EXERCISE: Select all lines in the records that include "Symboly".

--- DATA SUPPLIED ---

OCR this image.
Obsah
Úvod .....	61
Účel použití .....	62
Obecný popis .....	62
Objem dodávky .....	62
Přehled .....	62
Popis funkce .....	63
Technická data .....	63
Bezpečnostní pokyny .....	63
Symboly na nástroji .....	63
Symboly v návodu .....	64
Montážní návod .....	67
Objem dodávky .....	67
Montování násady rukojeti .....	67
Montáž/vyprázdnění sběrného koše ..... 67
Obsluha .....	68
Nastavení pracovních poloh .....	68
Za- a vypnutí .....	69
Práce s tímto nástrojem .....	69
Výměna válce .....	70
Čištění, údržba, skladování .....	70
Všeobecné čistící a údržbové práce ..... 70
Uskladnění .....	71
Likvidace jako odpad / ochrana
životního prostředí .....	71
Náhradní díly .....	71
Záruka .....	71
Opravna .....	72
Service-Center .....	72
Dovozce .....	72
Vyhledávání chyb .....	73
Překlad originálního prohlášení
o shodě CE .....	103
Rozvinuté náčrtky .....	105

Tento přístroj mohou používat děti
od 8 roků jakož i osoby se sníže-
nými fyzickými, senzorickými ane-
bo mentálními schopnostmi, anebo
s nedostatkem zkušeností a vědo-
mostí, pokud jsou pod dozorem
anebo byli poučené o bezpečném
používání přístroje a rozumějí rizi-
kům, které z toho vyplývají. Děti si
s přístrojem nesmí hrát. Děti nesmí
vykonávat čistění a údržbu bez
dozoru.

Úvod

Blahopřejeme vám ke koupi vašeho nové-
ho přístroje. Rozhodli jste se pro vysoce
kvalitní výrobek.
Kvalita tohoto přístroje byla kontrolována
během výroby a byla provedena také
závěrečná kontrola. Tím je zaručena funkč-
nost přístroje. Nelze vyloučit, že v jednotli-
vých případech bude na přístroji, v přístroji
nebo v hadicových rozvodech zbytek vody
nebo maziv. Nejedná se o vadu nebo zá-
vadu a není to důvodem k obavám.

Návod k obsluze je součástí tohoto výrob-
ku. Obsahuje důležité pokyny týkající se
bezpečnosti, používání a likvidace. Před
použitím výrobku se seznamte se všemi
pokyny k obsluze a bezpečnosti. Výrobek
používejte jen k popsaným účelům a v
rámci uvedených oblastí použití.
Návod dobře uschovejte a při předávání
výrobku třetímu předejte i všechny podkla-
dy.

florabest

---

SOLUTION:
Symboly na nástroji .....	63
Symboly v návodu .....	64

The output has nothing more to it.